-- Begin Information supplied --
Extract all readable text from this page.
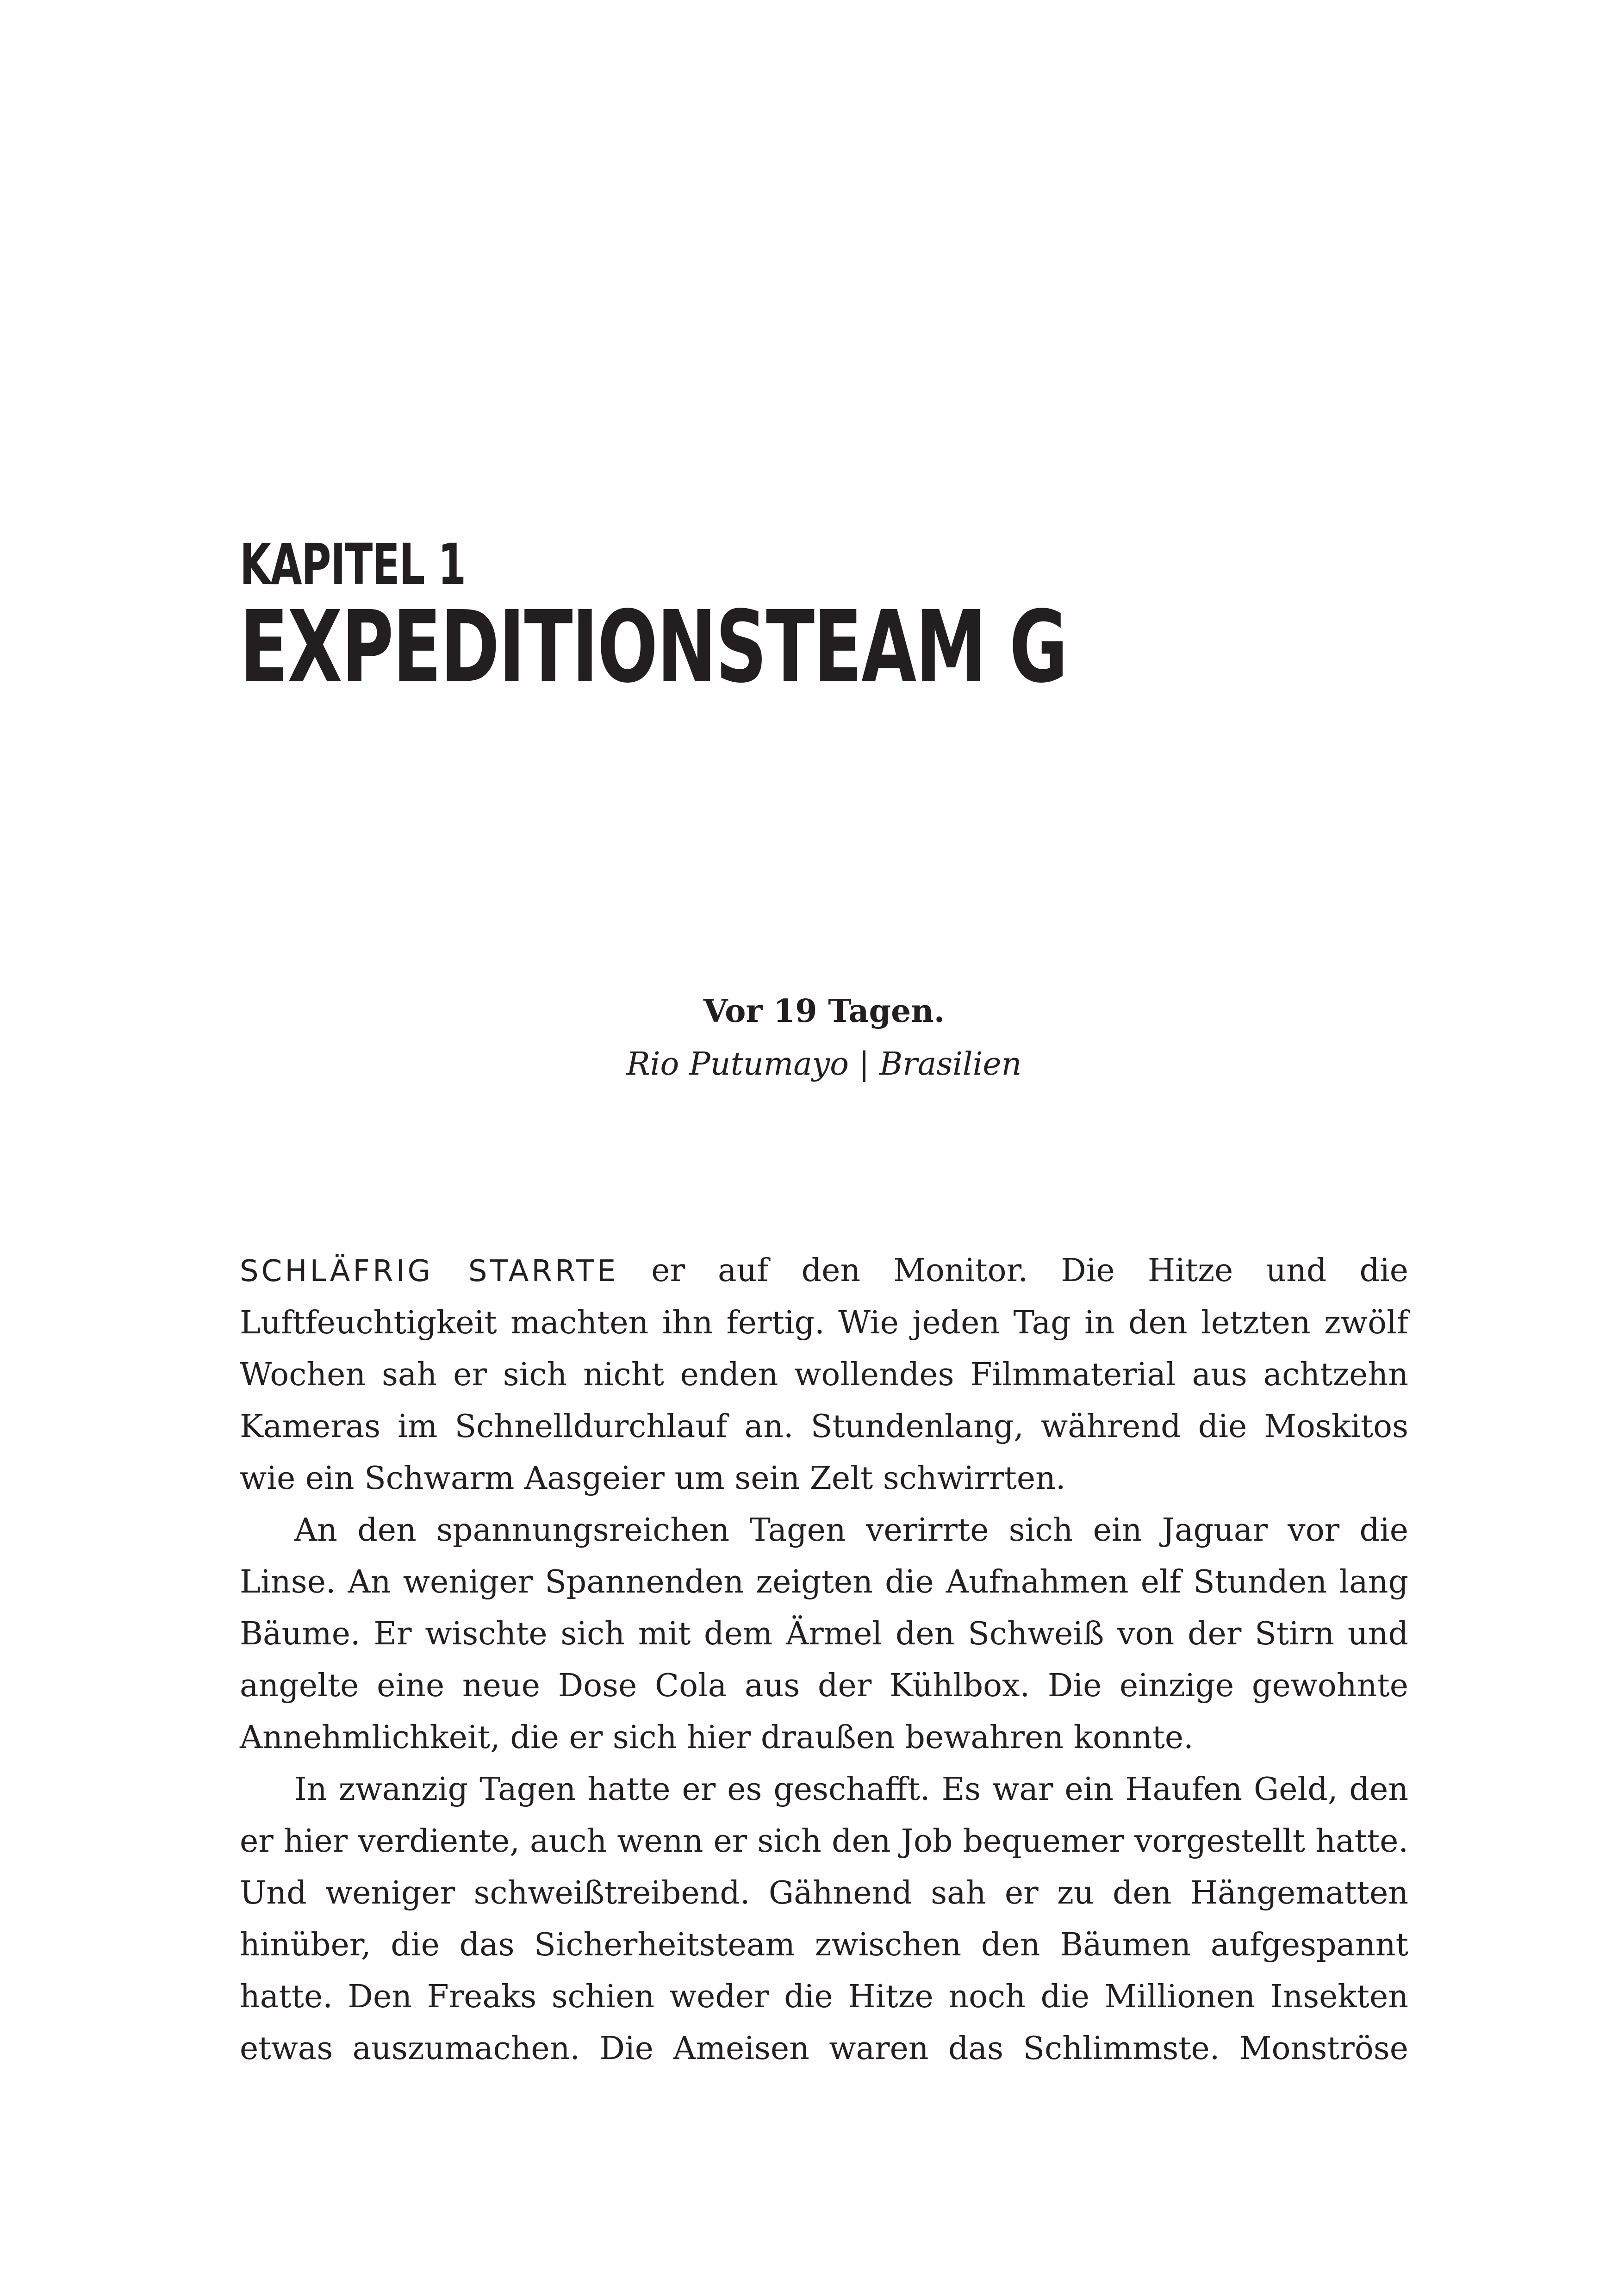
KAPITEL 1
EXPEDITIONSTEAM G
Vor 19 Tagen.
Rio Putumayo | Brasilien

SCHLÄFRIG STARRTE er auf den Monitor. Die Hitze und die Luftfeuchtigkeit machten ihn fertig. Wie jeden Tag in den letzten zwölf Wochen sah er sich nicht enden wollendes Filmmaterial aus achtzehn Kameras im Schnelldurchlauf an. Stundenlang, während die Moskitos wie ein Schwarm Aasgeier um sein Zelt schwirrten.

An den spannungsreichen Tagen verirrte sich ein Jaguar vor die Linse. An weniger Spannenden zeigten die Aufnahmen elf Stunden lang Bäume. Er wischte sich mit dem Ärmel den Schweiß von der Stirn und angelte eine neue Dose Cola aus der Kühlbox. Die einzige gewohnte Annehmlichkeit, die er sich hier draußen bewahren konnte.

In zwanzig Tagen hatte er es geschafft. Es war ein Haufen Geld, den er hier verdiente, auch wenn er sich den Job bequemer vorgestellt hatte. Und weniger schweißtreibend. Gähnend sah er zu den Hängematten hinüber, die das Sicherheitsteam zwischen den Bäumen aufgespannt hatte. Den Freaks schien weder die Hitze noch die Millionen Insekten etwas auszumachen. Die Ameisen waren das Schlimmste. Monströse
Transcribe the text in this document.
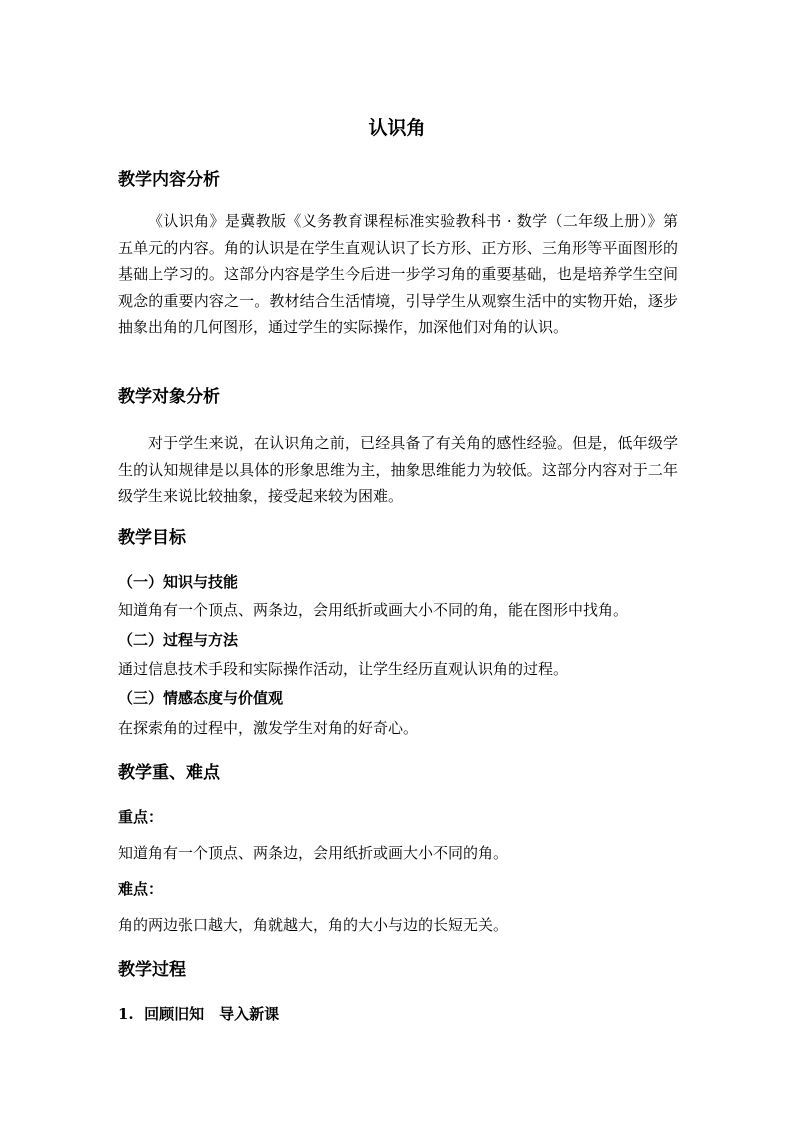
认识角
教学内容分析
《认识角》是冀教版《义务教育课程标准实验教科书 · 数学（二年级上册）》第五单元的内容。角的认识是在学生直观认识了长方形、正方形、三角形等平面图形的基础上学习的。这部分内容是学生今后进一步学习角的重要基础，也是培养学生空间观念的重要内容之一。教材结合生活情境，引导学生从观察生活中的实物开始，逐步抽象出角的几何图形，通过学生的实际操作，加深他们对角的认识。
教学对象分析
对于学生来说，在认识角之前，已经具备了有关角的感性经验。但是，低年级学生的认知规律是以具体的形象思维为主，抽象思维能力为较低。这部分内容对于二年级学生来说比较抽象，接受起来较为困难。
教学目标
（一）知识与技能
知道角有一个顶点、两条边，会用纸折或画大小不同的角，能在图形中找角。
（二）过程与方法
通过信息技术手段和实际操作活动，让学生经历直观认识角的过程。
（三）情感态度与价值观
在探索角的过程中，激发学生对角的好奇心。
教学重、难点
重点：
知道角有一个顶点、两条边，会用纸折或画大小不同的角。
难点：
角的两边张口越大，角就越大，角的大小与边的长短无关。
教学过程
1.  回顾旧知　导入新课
-- End Information supplied --
— Task —
Using the material above, work out how many lines contain the string "text". Give that number alone.

— Problem solution —
2